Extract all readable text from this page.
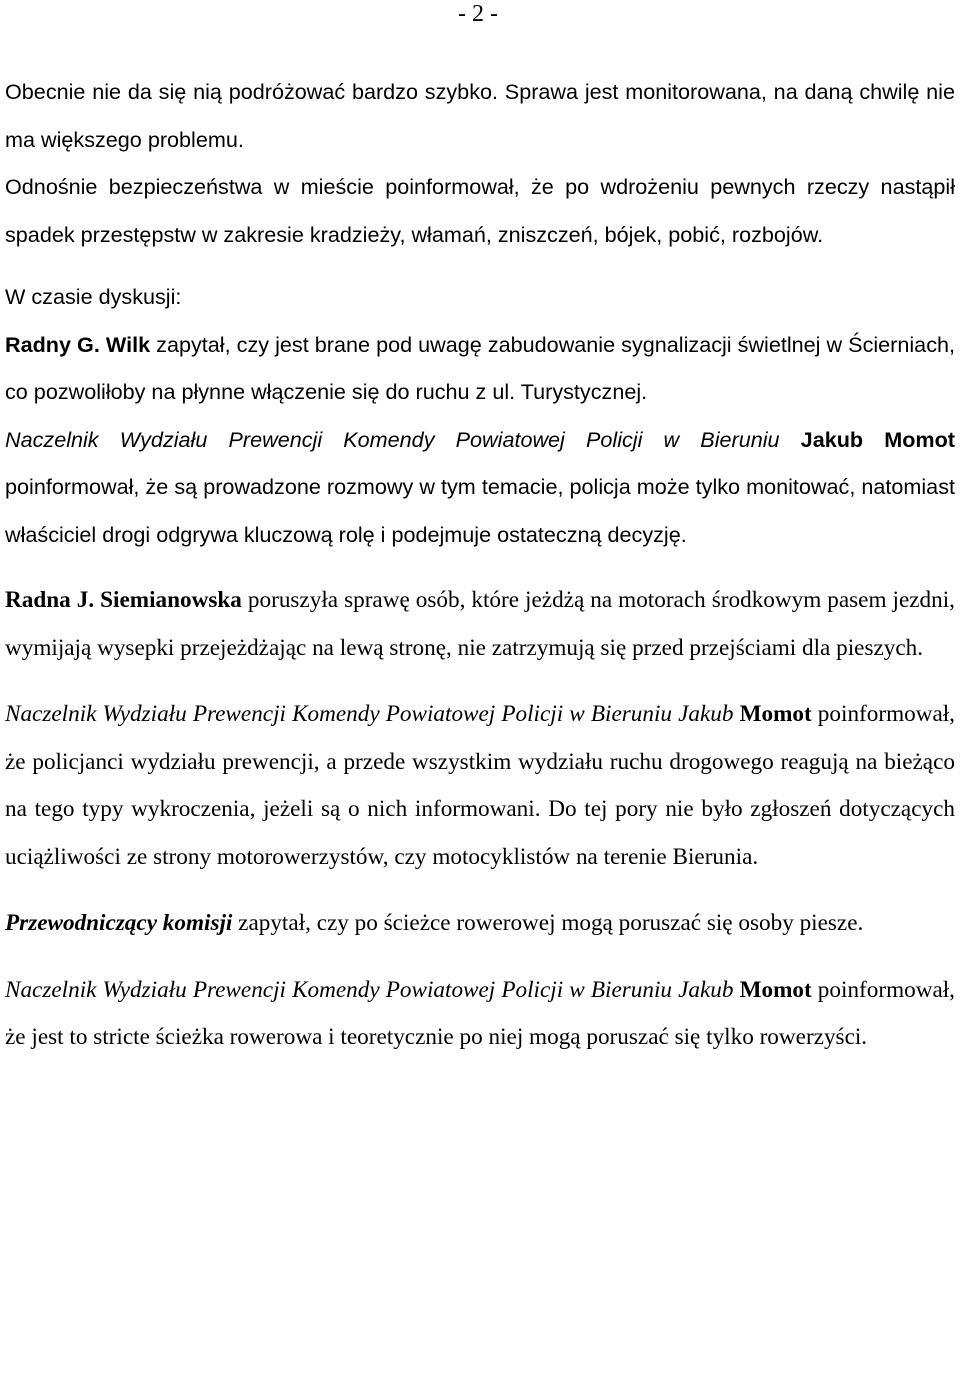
- 2 -

Obecnie nie da się nią podróżować bardzo szybko. Sprawa jest monitorowana, na daną chwilę nie ma większego problemu.

Odnośnie bezpieczeństwa w mieście poinformował, że po wdrożeniu pewnych rzeczy nastąpił spadek przestępstw w zakresie kradzieży, włamań, zniszczeń, bójek, pobić, rozbojów.

W czasie dyskusji:

Radny G. Wilk zapytał, czy jest brane pod uwagę zabudowanie sygnalizacji świetlnej w Ścierniach, co pozwoliłoby na płynne włączenie się do ruchu z ul. Turystycznej.

Naczelnik Wydziału Prewencji Komendy Powiatowej Policji w Bieruniu Jakub Momot poinformował, że są prowadzone rozmowy w tym temacie, policja może tylko monitować, natomiast właściciel drogi odgrywa kluczową rolę i podejmuje ostateczną decyzję.

Radna J. Siemianowska poruszyła sprawę osób, które jeżdżą na motorach środkowym pasem jezdni, wymijają wysepki przejeżdżając na lewą stronę, nie zatrzymują się przed przejściami dla pieszych.

Naczelnik Wydziału Prewencji Komendy Powiatowej Policji w Bieruniu Jakub Momot poinformował, że policjanci wydziału prewencji, a przede wszystkim wydziału ruchu drogowego reagują na bieżąco na tego typy wykroczenia, jeżeli są o nich informowani. Do tej pory nie było zgłoszeń dotyczących uciążliwości ze strony motorowerzystów, czy motocyklistów na terenie Bierunia.

Przewodniczący komisji zapytał, czy po ścieżce rowerowej mogą poruszać się osoby piesze.

Naczelnik Wydziału Prewencji Komendy Powiatowej Policji w Bieruniu Jakub Momot poinformował, że jest to stricte ścieżka rowerowa i teoretycznie po niej mogą poruszać się tylko rowerzyści.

- _DIRECTIVE_
Transcribe every entry word for word, but skip the pictures.

- _RESPONSE_
Extract all readable text from this page.
- 2 -

Obecnie nie da się nią podróżować bardzo szybko. Sprawa jest monitorowana, na daną chwilę nie ma większego problemu.

Odnośnie bezpieczeństwa w mieście poinformował, że po wdrożeniu pewnych rzeczy nastąpił spadek przestępstw w zakresie kradzieży, włamań, zniszczeń, bójek, pobić, rozbojów.

W czasie dyskusji:

Radny G. Wilk zapytał, czy jest brane pod uwagę zabudowanie sygnalizacji świetlnej w Ścierniach, co pozwoliłoby na płynne włączenie się do ruchu z ul. Turystycznej.

Naczelnik Wydziału Prewencji Komendy Powiatowej Policji w Bieruniu Jakub Momot poinformował, że są prowadzone rozmowy w tym temacie, policja może tylko monitować, natomiast właściciel drogi odgrywa kluczową rolę i podejmuje ostateczną decyzję.

Radna J. Siemianowska poruszyła sprawę osób, które jeżdżą na motorach środkowym pasem jezdni, wymijają wysepki przejeżdżając na lewą stronę, nie zatrzymują się przed przejściami dla pieszych.

Naczelnik Wydziału Prewencji Komendy Powiatowej Policji w Bieruniu Jakub Momot poinformował, że policjanci wydziału prewencji, a przede wszystkim wydziału ruchu drogowego reagują na bieżąco na tego typy wykroczenia, jeżeli są o nich informowani. Do tej pory nie było zgłoszeń dotyczących uciążliwości ze strony motorowerzystów, czy motocyklistów na terenie Bierunia.

Przewodniczący komisji zapytał, czy po ścieżce rowerowej mogą poruszać się osoby piesze.

Naczelnik Wydziału Prewencji Komendy Powiatowej Policji w Bieruniu Jakub Momot poinformował, że jest to stricte ścieżka rowerowa i teoretycznie po niej mogą poruszać się tylko rowerzyści.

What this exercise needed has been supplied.